* Aim
Check each line of the records below and collect those that include the word "Subjektives".
-=-=-=-=-
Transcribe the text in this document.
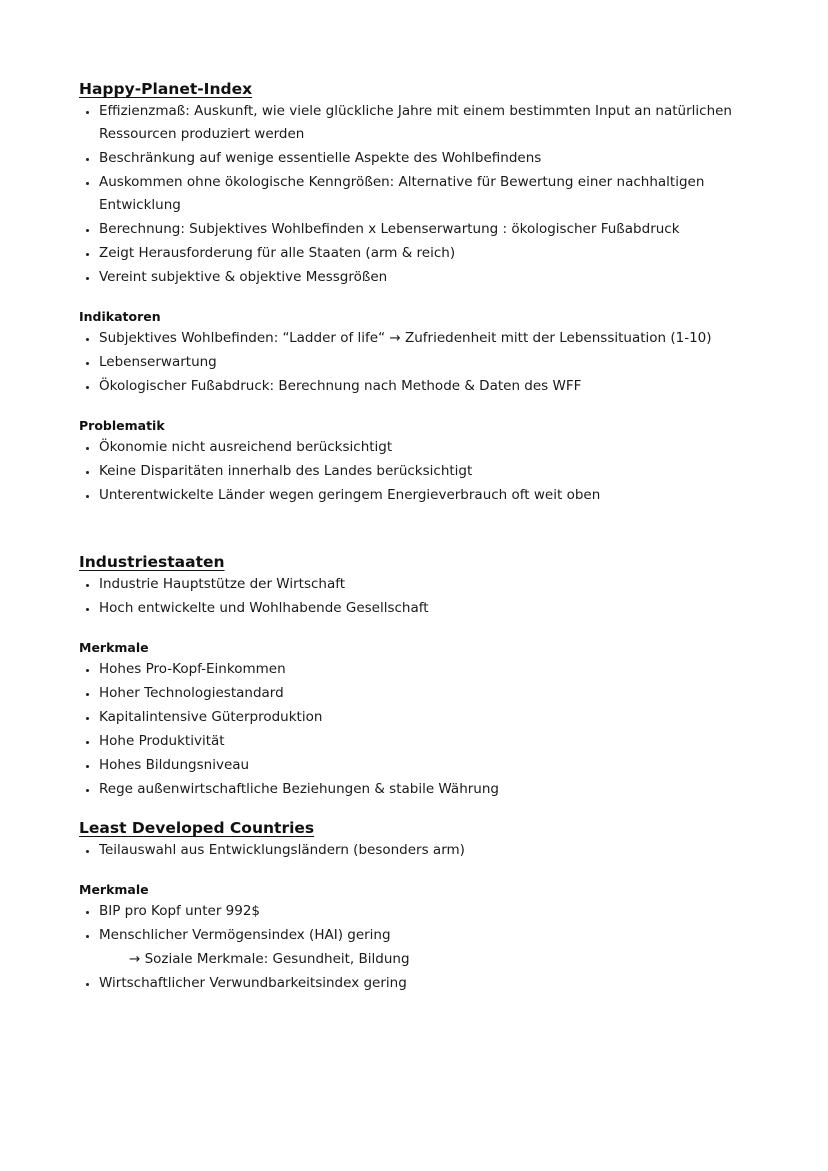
Happy-Planet-Index
Effizienzmaß: Auskunft, wie viele glückliche Jahre mit einem bestimmten Input an natürlichen Ressourcen produziert werden
Beschränkung auf wenige essentielle Aspekte des Wohlbefindens
Auskommen ohne ökologische Kenngrößen: Alternative für Bewertung einer nachhaltigen Entwicklung
Berechnung: Subjektives Wohlbefinden x Lebenserwartung : ökologischer Fußabdruck
Zeigt Herausforderung für alle Staaten (arm & reich)
Vereint subjektive & objektive Messgrößen
Indikatoren
Subjektives Wohlbefinden: “Ladder of life“ → Zufriedenheit mitt der Lebenssituation (1-10)
Lebenserwartung
Ökologischer Fußabdruck: Berechnung nach Methode & Daten des WFF
Problematik
Ökonomie nicht ausreichend berücksichtigt
Keine Disparitäten innerhalb des Landes berücksichtigt
Unterentwickelte Länder wegen geringem Energieverbrauch oft weit oben
Industriestaaten
Industrie Hauptstütze der Wirtschaft
Hoch entwickelte und Wohlhabende Gesellschaft
Merkmale
Hohes Pro-Kopf-Einkommen
Hoher Technologiestandard
Kapitalintensive Güterproduktion
Hohe Produktivität
Hohes Bildungsniveau
Rege außenwirtschaftliche Beziehungen & stabile Währung
Least Developed Countries
Teilauswahl aus Entwicklungsländern (besonders arm)
Merkmale
BIP pro Kopf unter 992$
Menschlicher Vermögensindex (HAI) gering
→ Soziale Merkmale: Gesundheit, Bildung
Wirtschaftlicher Verwundbarkeitsindex gering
-=-=-=-=-
* Finished answer
Berechnung: Subjektives Wohlbefinden x Lebenserwartung : ökologischer Fußabdruck
Subjektives Wohlbefinden: “Ladder of life“ → Zufriedenheit mitt der Lebenssituation (1-10)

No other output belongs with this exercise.